━━ Supplied entries ━━

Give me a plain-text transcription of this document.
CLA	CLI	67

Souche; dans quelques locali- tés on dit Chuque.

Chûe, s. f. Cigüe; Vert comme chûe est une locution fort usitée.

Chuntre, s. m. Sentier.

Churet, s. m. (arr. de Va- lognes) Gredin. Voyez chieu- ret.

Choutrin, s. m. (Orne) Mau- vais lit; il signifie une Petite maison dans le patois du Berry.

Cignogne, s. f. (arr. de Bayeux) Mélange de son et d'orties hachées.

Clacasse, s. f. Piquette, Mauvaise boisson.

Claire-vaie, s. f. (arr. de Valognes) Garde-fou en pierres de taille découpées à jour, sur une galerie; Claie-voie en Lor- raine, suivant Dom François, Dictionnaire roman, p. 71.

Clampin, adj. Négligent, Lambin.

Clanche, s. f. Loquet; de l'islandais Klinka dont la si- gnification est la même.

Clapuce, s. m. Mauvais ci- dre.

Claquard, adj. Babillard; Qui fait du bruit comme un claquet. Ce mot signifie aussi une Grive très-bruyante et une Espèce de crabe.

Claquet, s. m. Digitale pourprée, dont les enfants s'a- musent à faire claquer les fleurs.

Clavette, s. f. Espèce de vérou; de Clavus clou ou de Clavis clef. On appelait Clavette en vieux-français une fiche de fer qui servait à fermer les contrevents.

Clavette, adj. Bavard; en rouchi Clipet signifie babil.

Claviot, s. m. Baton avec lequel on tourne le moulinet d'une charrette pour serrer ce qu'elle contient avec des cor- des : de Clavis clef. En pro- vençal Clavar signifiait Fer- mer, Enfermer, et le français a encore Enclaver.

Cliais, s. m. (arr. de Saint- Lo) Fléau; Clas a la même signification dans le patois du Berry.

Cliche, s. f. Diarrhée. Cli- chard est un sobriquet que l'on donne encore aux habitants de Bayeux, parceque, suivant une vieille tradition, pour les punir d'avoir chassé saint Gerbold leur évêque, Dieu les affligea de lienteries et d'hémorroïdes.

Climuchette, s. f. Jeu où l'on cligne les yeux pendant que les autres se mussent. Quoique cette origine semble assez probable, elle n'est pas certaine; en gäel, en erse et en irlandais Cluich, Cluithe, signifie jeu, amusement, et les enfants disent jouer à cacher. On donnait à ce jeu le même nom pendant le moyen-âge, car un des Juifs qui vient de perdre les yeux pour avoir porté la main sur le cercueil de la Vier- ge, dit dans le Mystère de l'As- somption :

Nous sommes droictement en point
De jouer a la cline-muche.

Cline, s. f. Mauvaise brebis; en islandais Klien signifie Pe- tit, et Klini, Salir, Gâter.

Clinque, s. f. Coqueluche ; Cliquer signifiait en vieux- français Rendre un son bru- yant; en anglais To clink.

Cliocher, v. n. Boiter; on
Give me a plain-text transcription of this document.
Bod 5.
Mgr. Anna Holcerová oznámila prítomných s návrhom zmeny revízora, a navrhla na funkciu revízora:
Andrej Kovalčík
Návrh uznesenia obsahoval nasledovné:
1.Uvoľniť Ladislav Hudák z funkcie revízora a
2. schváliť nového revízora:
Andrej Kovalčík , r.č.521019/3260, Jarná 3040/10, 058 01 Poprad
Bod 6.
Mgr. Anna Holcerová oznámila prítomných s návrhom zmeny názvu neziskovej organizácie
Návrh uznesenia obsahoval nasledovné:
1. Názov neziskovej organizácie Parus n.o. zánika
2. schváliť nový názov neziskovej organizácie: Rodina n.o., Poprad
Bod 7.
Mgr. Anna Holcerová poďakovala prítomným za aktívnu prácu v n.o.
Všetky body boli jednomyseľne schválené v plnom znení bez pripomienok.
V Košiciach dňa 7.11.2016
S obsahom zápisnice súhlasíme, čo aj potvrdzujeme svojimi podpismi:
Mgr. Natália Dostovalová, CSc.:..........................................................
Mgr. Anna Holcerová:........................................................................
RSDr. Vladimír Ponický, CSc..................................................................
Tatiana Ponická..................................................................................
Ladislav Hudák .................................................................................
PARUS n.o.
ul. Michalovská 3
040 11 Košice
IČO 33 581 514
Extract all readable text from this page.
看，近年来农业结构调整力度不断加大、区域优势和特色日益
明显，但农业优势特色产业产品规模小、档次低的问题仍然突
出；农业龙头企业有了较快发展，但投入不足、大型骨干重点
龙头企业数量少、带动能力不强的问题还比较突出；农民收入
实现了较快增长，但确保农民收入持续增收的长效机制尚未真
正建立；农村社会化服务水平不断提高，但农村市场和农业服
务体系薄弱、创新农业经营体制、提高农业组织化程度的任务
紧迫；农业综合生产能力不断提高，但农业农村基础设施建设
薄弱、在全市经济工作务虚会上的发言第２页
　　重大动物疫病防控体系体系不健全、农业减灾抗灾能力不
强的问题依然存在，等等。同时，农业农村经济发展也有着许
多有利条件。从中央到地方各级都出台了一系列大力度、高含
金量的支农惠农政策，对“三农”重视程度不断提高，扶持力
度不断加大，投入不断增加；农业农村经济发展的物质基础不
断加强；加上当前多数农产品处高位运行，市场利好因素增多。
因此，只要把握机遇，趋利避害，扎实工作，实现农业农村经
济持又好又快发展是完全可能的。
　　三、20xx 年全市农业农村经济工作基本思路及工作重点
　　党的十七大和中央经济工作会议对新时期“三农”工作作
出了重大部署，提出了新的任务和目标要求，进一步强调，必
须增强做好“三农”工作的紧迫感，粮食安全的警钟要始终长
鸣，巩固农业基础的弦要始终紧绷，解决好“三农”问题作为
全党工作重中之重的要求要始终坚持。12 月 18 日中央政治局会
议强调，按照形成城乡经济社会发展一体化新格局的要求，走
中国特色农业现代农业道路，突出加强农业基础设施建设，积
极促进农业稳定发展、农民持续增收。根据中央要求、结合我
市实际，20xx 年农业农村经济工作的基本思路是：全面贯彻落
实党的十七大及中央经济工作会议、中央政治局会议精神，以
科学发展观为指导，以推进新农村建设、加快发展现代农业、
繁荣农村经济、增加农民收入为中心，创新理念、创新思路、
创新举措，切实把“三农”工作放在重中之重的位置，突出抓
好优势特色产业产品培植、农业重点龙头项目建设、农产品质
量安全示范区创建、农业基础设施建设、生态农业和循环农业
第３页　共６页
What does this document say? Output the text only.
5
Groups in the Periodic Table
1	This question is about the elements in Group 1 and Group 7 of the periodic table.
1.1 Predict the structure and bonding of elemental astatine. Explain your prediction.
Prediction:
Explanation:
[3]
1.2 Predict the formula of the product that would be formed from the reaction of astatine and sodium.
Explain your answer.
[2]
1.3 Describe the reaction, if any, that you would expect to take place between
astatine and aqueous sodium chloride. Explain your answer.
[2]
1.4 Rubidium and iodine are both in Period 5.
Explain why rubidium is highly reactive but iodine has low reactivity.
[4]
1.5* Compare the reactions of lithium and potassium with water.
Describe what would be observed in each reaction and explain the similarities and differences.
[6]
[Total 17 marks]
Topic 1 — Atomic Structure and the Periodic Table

━━━

Give all the entries again exactly; leave none out.

■ Task result ■
Give me a plain-text transcription of this document.
CLA	CLI	67

Souche; dans quelques locali- tés on dit Chuque.

Chûe, s. f. Cigüe; Vert comme chûe est une locution fort usitée.

Chuntre, s. m. Sentier.

Churet, s. m. (arr. de Va- lognes) Gredin. Voyez chieu- ret.

Choutrin, s. m. (Orne) Mau- vais lit; il signifie une Petite maison dans le patois du Berry.

Cignogne, s. f. (arr. de Bayeux) Mélange de son et d'orties hachées.

Clacasse, s. f. Piquette, Mauvaise boisson.

Claire-vaie, s. f. (arr. de Valognes) Garde-fou en pierres de taille découpées à jour, sur une galerie; Claie-voie en Lor- raine, suivant Dom François, Dictionnaire roman, p. 71.

Clampin, adj. Négligent, Lambin.

Clanche, s. f. Loquet; de l'islandais Klinka dont la si- gnification est la même.

Clapuce, s. m. Mauvais ci- dre.

Claquard, adj. Babillard; Qui fait du bruit comme un claquet. Ce mot signifie aussi une Grive très-bruyante et une Espèce de crabe.

Claquet, s. m. Digitale pourprée, dont les enfants s'a- musent à faire claquer les fleurs.

Clavette, s. f. Espèce de vérou; de Clavus clou ou de Clavis clef. On appelait Clavette en vieux-français une fiche de fer qui servait à fermer les contrevents.

Clavette, adj. Bavard; en rouchi Clipet signifie babil.

Claviot, s. m. Baton avec lequel on tourne le moulinet d'une charrette pour serrer ce qu'elle contient avec des cor- des : de Clavis clef. En pro- vençal Clavar signifiait Fer- mer, Enfermer, et le français a encore Enclaver.

Cliais, s. m. (arr. de Saint- Lo) Fléau; Clas a la même signification dans le patois du Berry.

Cliche, s. f. Diarrhée. Cli- chard est un sobriquet que l'on donne encore aux habitants de Bayeux, parceque, suivant une vieille tradition, pour les punir d'avoir chassé saint Gerbold leur évêque, Dieu les affligea de lienteries et d'hémorroïdes.

Climuchette, s. f. Jeu où l'on cligne les yeux pendant que les autres se mussent. Quoique cette origine semble assez probable, elle n'est pas certaine; en gäel, en erse et en irlandais Cluich, Cluithe, signifie jeu, amusement, et les enfants disent jouer à cacher. On donnait à ce jeu le même nom pendant le moyen-âge, car un des Juifs qui vient de perdre les yeux pour avoir porté la main sur le cercueil de la Vier- ge, dit dans le Mystère de l'As- somption :

Nous sommes droictement en point
De jouer a la cline-muche.

Cline, s. f. Mauvaise brebis; en islandais Klien signifie Pe- tit, et Klini, Salir, Gâter.

Clinque, s. f. Coqueluche ; Cliquer signifiait en vieux- français Rendre un son bru- yant; en anglais To clink.

Cliocher, v. n. Boiter; on
Give me a plain-text transcription of this document.
Bod 5.
Mgr. Anna Holcerová oznámila prítomných s návrhom zmeny revízora, a navrhla na funkciu revízora:
Andrej Kovalčík
Návrh uznesenia obsahoval nasledovné:
1.Uvoľniť Ladislav Hudák z funkcie revízora a
2. schváliť nového revízora:
Andrej Kovalčík , r.č.521019/3260, Jarná 3040/10, 058 01 Poprad
Bod 6.
Mgr. Anna Holcerová oznámila prítomných s návrhom zmeny názvu neziskovej organizácie
Návrh uznesenia obsahoval nasledovné:
1. Názov neziskovej organizácie Parus n.o. zánika
2. schváliť nový názov neziskovej organizácie: Rodina n.o., Poprad
Bod 7.
Mgr. Anna Holcerová poďakovala prítomným za aktívnu prácu v n.o.
Všetky body boli jednomyseľne schválené v plnom znení bez pripomienok.
V Košiciach dňa 7.11.2016
S obsahom zápisnice súhlasíme, čo aj potvrdzujeme svojimi podpismi:
Mgr. Natália Dostovalová, CSc.:..........................................................
Mgr. Anna Holcerová:........................................................................
RSDr. Vladimír Ponický, CSc..................................................................
Tatiana Ponická..................................................................................
Ladislav Hudák .................................................................................
PARUS n.o.
ul. Michalovská 3
040 11 Košice
IČO 33 581 514
Extract all readable text from this page.
看，近年来农业结构调整力度不断加大、区域优势和特色日益
明显，但农业优势特色产业产品规模小、档次低的问题仍然突
出；农业龙头企业有了较快发展，但投入不足、大型骨干重点
龙头企业数量少、带动能力不强的问题还比较突出；农民收入
实现了较快增长，但确保农民收入持续增收的长效机制尚未真
正建立；农村社会化服务水平不断提高，但农村市场和农业服
务体系薄弱、创新农业经营体制、提高农业组织化程度的任务
紧迫；农业综合生产能力不断提高，但农业农村基础设施建设
薄弱、在全市经济工作务虚会上的发言第２页
　　重大动物疫病防控体系体系不健全、农业减灾抗灾能力不
强的问题依然存在，等等。同时，农业农村经济发展也有着许
多有利条件。从中央到地方各级都出台了一系列大力度、高含
金量的支农惠农政策，对“三农”重视程度不断提高，扶持力
度不断加大，投入不断增加；农业农村经济发展的物质基础不
断加强；加上当前多数农产品处高位运行，市场利好因素增多。
因此，只要把握机遇，趋利避害，扎实工作，实现农业农村经
济持又好又快发展是完全可能的。
　　三、20xx 年全市农业农村经济工作基本思路及工作重点
　　党的十七大和中央经济工作会议对新时期“三农”工作作
出了重大部署，提出了新的任务和目标要求，进一步强调，必
须增强做好“三农”工作的紧迫感，粮食安全的警钟要始终长
鸣，巩固农业基础的弦要始终紧绷，解决好“三农”问题作为
全党工作重中之重的要求要始终坚持。12 月 18 日中央政治局会
议强调，按照形成城乡经济社会发展一体化新格局的要求，走
中国特色农业现代农业道路，突出加强农业基础设施建设，积
极促进农业稳定发展、农民持续增收。根据中央要求、结合我
市实际，20xx 年农业农村经济工作的基本思路是：全面贯彻落
实党的十七大及中央经济工作会议、中央政治局会议精神，以
科学发展观为指导，以推进新农村建设、加快发展现代农业、
繁荣农村经济、增加农民收入为中心，创新理念、创新思路、
创新举措，切实把“三农”工作放在重中之重的位置，突出抓
好优势特色产业产品培植、农业重点龙头项目建设、农产品质
量安全示范区创建、农业基础设施建设、生态农业和循环农业
第３页　共６页
What does this document say? Output the text only.
5
Groups in the Periodic Table
1	This question is about the elements in Group 1 and Group 7 of the periodic table.
1.1 Predict the structure and bonding of elemental astatine. Explain your prediction.
Prediction:
Explanation:
[3]
1.2 Predict the formula of the product that would be formed from the reaction of astatine and sodium.
Explain your answer.
[2]
1.3 Describe the reaction, if any, that you would expect to take place between
astatine and aqueous sodium chloride. Explain your answer.
[2]
1.4 Rubidium and iodine are both in Period 5.
Explain why rubidium is highly reactive but iodine has low reactivity.
[4]
1.5* Compare the reactions of lithium and potassium with water.
Describe what would be observed in each reaction and explain the similarities and differences.
[6]
[Total 17 marks]
Topic 1 — Atomic Structure and the Periodic Table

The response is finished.